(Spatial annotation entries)
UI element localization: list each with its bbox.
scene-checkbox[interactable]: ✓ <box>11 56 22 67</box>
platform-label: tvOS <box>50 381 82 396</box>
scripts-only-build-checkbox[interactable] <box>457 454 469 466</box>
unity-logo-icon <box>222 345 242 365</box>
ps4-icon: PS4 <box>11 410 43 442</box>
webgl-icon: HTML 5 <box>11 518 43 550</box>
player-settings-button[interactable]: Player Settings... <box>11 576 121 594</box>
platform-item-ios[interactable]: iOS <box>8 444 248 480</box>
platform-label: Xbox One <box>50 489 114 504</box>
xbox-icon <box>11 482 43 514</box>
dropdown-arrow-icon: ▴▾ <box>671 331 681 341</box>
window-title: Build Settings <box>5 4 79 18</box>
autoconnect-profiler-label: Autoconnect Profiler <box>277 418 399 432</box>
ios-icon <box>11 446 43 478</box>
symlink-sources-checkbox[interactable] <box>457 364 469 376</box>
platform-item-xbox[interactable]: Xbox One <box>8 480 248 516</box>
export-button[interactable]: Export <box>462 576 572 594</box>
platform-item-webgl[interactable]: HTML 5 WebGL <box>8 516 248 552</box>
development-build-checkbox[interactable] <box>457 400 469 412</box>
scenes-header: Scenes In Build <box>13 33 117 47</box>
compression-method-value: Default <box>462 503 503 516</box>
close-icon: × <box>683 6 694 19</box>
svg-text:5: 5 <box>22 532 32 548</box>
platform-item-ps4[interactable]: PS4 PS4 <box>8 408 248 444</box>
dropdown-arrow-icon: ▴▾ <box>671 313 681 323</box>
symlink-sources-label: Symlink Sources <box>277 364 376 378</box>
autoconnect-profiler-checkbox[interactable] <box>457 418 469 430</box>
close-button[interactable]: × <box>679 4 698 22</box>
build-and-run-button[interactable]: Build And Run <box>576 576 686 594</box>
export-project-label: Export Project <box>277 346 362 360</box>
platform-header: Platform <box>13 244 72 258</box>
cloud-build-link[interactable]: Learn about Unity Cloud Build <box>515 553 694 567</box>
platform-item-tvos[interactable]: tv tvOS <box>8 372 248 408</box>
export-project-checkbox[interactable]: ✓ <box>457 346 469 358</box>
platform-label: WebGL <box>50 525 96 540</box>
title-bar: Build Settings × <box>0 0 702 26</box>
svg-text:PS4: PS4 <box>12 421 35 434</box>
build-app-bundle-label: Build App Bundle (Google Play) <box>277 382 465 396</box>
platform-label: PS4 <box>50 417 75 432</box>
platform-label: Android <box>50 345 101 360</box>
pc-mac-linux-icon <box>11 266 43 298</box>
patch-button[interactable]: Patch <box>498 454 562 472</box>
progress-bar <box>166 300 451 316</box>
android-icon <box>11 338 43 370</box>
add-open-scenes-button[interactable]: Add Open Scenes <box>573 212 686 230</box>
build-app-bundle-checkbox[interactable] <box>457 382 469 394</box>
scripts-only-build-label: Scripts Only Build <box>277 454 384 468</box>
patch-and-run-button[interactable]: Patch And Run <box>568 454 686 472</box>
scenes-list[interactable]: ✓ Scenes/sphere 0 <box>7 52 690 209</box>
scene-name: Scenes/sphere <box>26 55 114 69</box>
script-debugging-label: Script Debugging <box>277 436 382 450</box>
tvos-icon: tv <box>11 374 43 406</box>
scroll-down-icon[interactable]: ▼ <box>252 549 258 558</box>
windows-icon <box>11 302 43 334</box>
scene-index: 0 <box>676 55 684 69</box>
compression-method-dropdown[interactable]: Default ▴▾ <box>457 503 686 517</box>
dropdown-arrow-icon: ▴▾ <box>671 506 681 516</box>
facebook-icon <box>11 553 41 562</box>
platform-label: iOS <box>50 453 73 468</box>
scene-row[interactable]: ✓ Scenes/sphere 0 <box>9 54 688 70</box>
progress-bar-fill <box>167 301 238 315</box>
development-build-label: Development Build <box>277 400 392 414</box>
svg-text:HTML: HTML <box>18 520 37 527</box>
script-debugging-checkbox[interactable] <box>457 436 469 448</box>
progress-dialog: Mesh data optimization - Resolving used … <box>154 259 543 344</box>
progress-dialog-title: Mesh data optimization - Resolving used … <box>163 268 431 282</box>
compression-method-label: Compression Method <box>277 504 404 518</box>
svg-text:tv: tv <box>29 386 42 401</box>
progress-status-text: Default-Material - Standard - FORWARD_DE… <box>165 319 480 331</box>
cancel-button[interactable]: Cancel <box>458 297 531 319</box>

__EXERCISE DETAILS__. Reproduce all of the records above verbatim, keeping every line unchanged and in its original order.

__FINAL RESULT__.
UI element localization: list each with its bbox.
scene-checkbox[interactable]: ✓ <box>11 56 22 67</box>
platform-label: tvOS <box>50 381 82 396</box>
scripts-only-build-checkbox[interactable] <box>457 454 469 466</box>
unity-logo-icon <box>222 345 242 365</box>
ps4-icon: PS4 <box>11 410 43 442</box>
webgl-icon: HTML 5 <box>11 518 43 550</box>
player-settings-button[interactable]: Player Settings... <box>11 576 121 594</box>
platform-item-ios[interactable]: iOS <box>8 444 248 480</box>
platform-label: Xbox One <box>50 489 114 504</box>
xbox-icon <box>11 482 43 514</box>
dropdown-arrow-icon: ▴▾ <box>671 331 681 341</box>
window-title: Build Settings <box>5 4 79 18</box>
autoconnect-profiler-label: Autoconnect Profiler <box>277 418 399 432</box>
ios-icon <box>11 446 43 478</box>
symlink-sources-checkbox[interactable] <box>457 364 469 376</box>
platform-item-xbox[interactable]: Xbox One <box>8 480 248 516</box>
export-button[interactable]: Export <box>462 576 572 594</box>
platform-item-webgl[interactable]: HTML 5 WebGL <box>8 516 248 552</box>
development-build-checkbox[interactable] <box>457 400 469 412</box>
scenes-header: Scenes In Build <box>13 33 117 47</box>
compression-method-value: Default <box>462 503 503 516</box>
close-icon: × <box>683 6 694 19</box>
svg-text:5: 5 <box>22 532 32 548</box>
platform-item-ps4[interactable]: PS4 PS4 <box>8 408 248 444</box>
dropdown-arrow-icon: ▴▾ <box>671 313 681 323</box>
symlink-sources-label: Symlink Sources <box>277 364 376 378</box>
autoconnect-profiler-checkbox[interactable] <box>457 418 469 430</box>
close-button[interactable]: × <box>679 4 698 22</box>
build-and-run-button[interactable]: Build And Run <box>576 576 686 594</box>
export-project-label: Export Project <box>277 346 362 360</box>
platform-header: Platform <box>13 244 72 258</box>
cloud-build-link[interactable]: Learn about Unity Cloud Build <box>515 553 694 567</box>
platform-item-tvos[interactable]: tv tvOS <box>8 372 248 408</box>
export-project-checkbox[interactable]: ✓ <box>457 346 469 358</box>
platform-label: WebGL <box>50 525 96 540</box>
title-bar: Build Settings × <box>0 0 702 26</box>
svg-text:PS4: PS4 <box>12 421 35 434</box>
build-app-bundle-label: Build App Bundle (Google Play) <box>277 382 465 396</box>
platform-label: PS4 <box>50 417 75 432</box>
platform-label: Android <box>50 345 101 360</box>
pc-mac-linux-icon <box>11 266 43 298</box>
patch-button[interactable]: Patch <box>498 454 562 472</box>
progress-bar <box>166 300 451 316</box>
android-icon <box>11 338 43 370</box>
add-open-scenes-button[interactable]: Add Open Scenes <box>573 212 686 230</box>
build-app-bundle-checkbox[interactable] <box>457 382 469 394</box>
scripts-only-build-label: Scripts Only Build <box>277 454 384 468</box>
patch-and-run-button[interactable]: Patch And Run <box>568 454 686 472</box>
scenes-list[interactable]: ✓ Scenes/sphere 0 <box>7 52 690 209</box>
scene-name: Scenes/sphere <box>26 55 114 69</box>
script-debugging-label: Script Debugging <box>277 436 382 450</box>
tvos-icon: tv <box>11 374 43 406</box>
scroll-down-icon[interactable]: ▼ <box>252 549 258 558</box>
windows-icon <box>11 302 43 334</box>
scene-index: 0 <box>676 55 684 69</box>
compression-method-dropdown[interactable]: Default ▴▾ <box>457 503 686 517</box>
dropdown-arrow-icon: ▴▾ <box>671 506 681 516</box>
facebook-icon <box>11 553 41 562</box>
platform-label: iOS <box>50 453 73 468</box>
scene-row[interactable]: ✓ Scenes/sphere 0 <box>9 54 688 70</box>
progress-bar-fill <box>167 301 238 315</box>
development-build-label: Development Build <box>277 400 392 414</box>
svg-text:HTML: HTML <box>18 520 37 527</box>
script-debugging-checkbox[interactable] <box>457 436 469 448</box>
progress-dialog: Mesh data optimization - Resolving used … <box>154 259 543 344</box>
progress-dialog-title: Mesh data optimization - Resolving used … <box>163 268 431 282</box>
compression-method-label: Compression Method <box>277 504 404 518</box>
svg-text:tv: tv <box>29 386 42 401</box>
progress-status-text: Default-Material - Standard - FORWARD_DE… <box>165 319 480 331</box>
cancel-button[interactable]: Cancel <box>458 297 531 319</box>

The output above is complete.